▶ [Work task]
Given the listing below, the answer must be only the number of lines containing the string "typhus".

▶ [Record set]
<<<<
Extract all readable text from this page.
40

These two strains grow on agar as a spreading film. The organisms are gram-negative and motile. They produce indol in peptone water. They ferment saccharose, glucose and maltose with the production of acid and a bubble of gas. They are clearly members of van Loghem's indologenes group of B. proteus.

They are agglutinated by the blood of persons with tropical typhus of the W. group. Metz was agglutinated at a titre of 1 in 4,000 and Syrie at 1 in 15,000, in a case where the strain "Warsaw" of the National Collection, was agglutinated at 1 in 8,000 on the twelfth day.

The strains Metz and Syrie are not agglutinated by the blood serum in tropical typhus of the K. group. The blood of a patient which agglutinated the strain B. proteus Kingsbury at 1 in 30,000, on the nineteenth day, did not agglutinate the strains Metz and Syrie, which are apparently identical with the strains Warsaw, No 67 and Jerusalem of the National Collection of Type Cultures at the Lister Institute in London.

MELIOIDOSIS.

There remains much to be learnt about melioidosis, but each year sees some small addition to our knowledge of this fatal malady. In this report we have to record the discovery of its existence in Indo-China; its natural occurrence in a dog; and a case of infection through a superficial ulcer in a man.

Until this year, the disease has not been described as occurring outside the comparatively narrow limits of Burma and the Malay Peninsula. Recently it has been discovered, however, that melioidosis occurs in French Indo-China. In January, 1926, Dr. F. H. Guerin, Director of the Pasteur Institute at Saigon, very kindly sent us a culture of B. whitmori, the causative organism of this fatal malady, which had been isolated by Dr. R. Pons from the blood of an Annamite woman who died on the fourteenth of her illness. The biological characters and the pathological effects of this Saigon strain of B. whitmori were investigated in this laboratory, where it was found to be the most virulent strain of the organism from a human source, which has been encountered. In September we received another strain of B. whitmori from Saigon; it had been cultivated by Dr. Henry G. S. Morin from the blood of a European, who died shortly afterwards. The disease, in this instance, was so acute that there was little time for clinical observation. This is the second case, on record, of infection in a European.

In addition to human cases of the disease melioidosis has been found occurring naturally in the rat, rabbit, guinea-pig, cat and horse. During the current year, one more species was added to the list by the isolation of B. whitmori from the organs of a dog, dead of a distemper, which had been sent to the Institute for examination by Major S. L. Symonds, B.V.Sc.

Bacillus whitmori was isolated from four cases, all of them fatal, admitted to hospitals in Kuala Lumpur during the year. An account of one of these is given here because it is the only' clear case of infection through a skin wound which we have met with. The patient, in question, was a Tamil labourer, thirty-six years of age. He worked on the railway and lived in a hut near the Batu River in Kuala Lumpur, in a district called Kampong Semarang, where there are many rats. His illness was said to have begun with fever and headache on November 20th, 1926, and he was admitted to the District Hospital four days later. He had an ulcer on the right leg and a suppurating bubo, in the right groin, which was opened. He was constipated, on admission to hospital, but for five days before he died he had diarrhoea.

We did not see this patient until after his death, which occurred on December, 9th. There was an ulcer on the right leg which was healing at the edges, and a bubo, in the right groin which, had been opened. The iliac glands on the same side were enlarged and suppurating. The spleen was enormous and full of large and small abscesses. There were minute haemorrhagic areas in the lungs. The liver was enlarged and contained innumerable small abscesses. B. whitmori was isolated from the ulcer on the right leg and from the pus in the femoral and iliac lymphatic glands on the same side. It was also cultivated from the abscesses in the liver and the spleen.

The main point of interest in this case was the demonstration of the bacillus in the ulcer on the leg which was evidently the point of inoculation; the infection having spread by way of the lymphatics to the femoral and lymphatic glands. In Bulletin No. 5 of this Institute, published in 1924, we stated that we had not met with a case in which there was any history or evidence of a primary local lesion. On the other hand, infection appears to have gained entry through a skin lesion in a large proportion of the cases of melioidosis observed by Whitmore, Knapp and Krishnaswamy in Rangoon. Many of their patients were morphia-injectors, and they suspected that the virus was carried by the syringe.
>>>>
<<<<
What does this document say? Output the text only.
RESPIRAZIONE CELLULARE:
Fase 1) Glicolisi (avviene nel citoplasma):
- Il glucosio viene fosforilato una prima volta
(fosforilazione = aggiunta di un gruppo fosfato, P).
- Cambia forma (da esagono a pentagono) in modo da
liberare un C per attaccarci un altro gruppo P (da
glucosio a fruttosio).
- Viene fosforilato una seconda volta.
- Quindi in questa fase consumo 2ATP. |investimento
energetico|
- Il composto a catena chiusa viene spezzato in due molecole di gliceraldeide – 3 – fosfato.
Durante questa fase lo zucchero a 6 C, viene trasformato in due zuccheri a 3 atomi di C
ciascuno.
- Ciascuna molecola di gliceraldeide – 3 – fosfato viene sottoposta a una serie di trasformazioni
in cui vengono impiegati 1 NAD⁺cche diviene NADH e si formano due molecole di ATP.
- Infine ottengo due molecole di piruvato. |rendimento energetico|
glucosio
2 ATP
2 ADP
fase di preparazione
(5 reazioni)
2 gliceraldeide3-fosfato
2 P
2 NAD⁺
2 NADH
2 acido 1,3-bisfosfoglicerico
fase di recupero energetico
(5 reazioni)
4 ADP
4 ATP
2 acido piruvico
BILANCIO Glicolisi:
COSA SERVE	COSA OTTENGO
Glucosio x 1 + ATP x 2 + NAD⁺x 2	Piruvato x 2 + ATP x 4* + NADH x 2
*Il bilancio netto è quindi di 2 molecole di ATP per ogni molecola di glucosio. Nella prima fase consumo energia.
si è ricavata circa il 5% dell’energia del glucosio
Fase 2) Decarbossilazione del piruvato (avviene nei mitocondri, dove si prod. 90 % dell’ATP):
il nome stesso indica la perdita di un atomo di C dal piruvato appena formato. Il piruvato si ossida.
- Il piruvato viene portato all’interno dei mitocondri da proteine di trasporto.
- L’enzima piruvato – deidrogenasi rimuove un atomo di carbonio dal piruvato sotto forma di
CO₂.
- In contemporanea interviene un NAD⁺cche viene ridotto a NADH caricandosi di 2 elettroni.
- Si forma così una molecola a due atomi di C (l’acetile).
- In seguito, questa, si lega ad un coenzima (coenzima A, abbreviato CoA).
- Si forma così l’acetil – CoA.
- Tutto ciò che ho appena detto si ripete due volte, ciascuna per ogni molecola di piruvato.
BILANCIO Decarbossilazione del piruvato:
>>>>
▶ [Your solution]
2